(Lines of data)
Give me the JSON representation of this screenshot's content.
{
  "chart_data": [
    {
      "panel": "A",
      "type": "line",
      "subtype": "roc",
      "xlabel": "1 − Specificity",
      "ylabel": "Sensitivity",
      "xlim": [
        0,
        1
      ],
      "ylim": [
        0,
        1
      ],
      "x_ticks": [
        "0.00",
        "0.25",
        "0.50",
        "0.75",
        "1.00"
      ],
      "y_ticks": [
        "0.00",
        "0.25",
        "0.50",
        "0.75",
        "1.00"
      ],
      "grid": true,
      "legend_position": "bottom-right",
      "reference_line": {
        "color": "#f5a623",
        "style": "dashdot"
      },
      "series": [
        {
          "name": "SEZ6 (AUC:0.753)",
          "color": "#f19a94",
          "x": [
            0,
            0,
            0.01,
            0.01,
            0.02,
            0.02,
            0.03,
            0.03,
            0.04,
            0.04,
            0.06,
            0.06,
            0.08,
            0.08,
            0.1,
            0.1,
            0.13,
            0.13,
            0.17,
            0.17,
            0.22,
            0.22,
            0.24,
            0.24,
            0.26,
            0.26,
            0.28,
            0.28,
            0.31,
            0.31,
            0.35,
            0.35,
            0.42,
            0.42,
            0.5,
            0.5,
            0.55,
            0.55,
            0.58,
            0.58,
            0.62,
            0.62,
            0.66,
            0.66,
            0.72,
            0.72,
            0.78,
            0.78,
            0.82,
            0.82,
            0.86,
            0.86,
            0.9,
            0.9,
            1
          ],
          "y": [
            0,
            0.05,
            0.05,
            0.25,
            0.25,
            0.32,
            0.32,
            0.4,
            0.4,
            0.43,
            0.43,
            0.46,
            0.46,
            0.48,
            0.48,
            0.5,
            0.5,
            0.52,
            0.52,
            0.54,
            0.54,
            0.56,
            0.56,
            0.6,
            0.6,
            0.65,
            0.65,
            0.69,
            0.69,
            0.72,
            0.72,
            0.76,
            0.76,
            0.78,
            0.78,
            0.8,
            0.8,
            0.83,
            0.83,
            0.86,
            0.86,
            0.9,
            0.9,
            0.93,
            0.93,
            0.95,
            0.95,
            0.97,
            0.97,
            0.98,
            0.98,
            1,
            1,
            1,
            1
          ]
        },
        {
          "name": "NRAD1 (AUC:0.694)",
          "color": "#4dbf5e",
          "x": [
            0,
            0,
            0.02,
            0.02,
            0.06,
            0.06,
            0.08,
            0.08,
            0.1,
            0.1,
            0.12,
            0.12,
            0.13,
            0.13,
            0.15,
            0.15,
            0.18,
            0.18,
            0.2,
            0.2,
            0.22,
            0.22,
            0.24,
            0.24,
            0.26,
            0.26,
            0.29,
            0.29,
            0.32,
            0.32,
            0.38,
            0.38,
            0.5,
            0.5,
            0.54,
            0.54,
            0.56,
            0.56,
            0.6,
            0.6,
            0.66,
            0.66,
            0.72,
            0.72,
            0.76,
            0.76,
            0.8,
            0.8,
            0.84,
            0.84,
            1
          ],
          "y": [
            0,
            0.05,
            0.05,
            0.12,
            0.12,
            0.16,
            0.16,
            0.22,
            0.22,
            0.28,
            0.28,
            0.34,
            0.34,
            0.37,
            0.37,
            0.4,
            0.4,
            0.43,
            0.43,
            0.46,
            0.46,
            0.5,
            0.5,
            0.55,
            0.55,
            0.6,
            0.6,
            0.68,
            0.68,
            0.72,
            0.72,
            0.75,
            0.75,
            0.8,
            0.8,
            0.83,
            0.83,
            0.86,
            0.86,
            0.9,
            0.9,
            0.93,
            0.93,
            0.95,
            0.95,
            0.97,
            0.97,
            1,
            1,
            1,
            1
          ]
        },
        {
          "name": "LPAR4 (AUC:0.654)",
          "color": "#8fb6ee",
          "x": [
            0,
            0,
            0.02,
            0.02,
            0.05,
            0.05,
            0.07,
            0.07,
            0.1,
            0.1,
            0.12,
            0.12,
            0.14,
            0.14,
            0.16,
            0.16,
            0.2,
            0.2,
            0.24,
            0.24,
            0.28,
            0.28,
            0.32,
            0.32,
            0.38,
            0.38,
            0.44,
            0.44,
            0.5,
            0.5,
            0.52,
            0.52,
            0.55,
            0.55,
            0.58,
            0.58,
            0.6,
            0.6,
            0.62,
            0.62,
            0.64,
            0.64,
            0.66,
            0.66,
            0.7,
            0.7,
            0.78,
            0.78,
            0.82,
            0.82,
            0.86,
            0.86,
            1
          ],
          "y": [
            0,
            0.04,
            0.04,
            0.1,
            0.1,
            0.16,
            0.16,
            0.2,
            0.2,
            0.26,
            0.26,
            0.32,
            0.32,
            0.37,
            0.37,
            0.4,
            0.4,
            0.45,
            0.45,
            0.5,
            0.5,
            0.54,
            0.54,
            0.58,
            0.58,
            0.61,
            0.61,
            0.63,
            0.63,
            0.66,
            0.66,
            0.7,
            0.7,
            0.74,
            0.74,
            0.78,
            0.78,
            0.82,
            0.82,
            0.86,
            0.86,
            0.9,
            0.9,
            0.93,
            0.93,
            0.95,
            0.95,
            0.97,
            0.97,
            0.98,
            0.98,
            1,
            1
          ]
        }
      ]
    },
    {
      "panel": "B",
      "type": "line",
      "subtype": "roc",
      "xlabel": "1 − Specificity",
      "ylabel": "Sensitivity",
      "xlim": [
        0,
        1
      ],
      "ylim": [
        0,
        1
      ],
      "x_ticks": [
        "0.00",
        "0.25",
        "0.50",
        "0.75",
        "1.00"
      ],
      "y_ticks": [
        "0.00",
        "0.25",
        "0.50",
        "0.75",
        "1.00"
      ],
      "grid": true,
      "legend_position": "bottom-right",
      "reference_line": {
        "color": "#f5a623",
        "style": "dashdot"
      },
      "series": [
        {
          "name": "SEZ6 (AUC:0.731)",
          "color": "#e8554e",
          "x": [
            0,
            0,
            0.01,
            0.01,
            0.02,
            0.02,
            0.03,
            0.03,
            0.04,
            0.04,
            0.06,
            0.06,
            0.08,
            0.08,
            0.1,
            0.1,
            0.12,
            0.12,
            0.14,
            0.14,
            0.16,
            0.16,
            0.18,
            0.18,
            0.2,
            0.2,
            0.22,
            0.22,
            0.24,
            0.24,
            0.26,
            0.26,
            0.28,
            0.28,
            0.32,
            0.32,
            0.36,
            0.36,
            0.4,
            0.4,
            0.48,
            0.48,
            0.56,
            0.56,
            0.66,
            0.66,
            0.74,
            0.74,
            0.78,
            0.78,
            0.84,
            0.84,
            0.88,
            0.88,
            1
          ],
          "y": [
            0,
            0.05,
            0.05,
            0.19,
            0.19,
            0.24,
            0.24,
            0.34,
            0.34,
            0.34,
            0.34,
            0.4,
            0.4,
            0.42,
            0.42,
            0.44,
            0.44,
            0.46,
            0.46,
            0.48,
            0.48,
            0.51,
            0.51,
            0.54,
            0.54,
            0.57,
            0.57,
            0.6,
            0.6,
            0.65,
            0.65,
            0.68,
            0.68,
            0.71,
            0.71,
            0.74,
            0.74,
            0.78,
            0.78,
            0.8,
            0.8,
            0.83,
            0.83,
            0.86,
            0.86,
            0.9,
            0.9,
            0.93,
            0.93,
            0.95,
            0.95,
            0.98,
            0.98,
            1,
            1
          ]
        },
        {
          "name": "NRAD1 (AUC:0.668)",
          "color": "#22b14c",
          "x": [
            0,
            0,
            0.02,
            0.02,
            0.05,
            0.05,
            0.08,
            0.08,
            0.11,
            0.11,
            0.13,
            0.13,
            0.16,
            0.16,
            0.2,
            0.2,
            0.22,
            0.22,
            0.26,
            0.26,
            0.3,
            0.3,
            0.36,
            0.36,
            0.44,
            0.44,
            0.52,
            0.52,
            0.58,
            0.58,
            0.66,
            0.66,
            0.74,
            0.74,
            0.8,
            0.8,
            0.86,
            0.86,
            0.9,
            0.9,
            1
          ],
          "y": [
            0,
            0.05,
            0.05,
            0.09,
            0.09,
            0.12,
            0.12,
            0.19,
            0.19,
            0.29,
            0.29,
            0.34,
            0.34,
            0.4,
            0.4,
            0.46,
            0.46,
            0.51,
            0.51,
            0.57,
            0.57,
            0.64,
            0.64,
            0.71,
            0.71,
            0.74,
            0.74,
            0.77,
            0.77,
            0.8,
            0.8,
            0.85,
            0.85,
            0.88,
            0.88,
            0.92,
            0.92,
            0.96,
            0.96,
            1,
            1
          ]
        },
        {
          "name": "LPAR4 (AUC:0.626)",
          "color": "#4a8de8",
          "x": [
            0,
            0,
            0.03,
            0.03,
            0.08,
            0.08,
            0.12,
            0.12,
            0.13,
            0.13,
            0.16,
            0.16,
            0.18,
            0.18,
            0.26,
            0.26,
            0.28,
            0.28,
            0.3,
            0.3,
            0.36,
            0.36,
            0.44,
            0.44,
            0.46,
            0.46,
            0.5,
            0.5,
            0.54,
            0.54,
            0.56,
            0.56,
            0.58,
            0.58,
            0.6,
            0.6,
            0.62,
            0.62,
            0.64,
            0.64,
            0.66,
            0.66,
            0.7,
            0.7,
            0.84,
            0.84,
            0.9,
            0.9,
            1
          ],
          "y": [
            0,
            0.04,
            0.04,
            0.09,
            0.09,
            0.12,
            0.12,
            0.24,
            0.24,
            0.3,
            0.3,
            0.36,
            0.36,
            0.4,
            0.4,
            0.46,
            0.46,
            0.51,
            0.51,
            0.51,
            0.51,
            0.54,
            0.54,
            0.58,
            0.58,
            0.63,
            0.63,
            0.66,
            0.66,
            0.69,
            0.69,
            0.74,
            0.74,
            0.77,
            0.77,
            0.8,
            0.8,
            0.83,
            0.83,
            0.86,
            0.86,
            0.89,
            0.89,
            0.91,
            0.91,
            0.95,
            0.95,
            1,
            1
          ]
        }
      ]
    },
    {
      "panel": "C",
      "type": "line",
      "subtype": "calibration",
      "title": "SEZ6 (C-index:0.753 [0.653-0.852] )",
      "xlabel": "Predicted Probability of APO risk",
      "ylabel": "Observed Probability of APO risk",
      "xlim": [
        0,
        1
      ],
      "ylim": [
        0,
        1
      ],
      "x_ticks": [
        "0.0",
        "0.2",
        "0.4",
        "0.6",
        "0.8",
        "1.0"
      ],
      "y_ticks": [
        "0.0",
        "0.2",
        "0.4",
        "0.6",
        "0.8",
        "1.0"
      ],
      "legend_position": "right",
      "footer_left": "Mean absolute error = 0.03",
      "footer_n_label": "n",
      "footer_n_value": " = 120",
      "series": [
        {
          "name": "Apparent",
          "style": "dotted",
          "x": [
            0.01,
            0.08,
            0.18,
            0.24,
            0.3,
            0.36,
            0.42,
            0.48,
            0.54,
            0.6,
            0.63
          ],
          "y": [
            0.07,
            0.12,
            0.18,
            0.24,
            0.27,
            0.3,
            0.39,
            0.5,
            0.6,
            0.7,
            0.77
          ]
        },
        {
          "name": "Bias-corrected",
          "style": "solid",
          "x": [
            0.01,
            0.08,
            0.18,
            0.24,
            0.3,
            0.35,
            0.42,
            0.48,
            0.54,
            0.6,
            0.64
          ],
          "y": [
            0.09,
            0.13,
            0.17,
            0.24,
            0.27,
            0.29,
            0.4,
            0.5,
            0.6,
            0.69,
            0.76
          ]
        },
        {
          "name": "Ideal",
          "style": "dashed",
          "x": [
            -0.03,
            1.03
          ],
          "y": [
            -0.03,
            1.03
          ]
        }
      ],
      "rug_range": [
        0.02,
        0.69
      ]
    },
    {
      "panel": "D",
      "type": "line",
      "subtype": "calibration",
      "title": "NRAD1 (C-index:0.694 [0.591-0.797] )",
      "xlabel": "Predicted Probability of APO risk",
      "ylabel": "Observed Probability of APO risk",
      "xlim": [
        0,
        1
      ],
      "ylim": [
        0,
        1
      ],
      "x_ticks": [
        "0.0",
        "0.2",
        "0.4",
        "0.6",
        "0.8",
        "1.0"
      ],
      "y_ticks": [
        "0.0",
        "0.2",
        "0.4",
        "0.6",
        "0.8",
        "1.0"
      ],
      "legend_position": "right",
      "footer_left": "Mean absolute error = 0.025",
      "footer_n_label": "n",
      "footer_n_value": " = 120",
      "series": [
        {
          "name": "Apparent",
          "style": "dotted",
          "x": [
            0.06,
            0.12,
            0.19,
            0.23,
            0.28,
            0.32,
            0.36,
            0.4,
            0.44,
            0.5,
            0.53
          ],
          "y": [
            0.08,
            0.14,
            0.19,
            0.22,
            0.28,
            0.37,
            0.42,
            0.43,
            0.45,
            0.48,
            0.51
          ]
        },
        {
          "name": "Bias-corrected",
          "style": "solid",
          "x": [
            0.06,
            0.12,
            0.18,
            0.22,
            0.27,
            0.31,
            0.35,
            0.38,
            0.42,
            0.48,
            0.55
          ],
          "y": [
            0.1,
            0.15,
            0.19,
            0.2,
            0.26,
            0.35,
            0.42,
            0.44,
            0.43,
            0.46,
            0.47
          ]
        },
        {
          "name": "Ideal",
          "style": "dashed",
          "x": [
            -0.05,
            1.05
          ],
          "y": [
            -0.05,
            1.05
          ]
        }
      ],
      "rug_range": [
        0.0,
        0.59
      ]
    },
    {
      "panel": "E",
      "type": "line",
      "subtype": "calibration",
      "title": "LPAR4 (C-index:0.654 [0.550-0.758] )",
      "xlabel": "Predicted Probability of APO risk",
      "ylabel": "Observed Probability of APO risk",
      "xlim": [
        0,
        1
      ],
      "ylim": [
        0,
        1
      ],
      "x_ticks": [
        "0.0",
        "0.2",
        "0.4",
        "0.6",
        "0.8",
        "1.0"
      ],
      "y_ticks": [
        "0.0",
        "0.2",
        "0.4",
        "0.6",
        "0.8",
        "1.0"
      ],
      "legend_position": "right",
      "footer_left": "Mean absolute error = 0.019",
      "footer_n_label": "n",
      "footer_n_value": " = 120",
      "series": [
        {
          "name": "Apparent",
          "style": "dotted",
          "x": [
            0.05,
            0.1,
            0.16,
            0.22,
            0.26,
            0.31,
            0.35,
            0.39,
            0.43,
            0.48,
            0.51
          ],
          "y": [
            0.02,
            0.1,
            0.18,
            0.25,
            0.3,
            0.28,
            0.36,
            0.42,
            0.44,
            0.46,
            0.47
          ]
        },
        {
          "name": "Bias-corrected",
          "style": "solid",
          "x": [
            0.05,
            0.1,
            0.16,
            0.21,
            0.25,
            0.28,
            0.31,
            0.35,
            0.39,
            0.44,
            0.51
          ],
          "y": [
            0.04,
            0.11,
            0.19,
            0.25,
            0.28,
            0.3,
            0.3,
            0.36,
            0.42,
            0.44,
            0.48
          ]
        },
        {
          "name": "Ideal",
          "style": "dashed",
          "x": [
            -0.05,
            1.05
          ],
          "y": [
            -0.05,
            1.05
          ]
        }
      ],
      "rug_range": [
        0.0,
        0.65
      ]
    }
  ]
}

Aim of the task | Pick out all the lines with the word "title" in them and copy them.

Answer to the exercise |
      "title": "SEZ6 (C-index:0.753 [0.653-0.852] )",
      "title": "NRAD1 (C-index:0.694 [0.591-0.797] )",
      "title": "LPAR4 (C-index:0.654 [0.550-0.758] )",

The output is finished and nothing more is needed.